Directions
Within the records that follow, find every line containing the string "None". Copy those lines.
----
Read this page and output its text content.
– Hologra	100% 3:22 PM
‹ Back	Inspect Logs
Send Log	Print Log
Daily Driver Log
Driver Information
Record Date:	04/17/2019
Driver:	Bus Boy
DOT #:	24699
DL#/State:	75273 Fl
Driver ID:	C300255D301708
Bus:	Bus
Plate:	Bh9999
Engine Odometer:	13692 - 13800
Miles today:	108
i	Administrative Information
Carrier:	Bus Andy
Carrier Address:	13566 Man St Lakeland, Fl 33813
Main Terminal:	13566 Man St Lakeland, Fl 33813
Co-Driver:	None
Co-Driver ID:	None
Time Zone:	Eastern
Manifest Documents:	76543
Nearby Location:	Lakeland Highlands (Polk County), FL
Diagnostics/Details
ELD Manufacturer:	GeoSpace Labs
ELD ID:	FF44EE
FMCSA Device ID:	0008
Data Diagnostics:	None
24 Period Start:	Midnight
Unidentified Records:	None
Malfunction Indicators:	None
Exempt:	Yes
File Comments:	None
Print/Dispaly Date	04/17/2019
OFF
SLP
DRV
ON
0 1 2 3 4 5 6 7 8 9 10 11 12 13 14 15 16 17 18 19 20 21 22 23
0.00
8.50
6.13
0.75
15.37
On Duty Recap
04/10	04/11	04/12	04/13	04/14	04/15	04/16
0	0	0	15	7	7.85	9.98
----
Exercise response
Co-Driver:	None
Co-Driver ID:	None
Data Diagnostics:	None
Unidentified Records:	None
Malfunction Indicators:	None
File Comments:	None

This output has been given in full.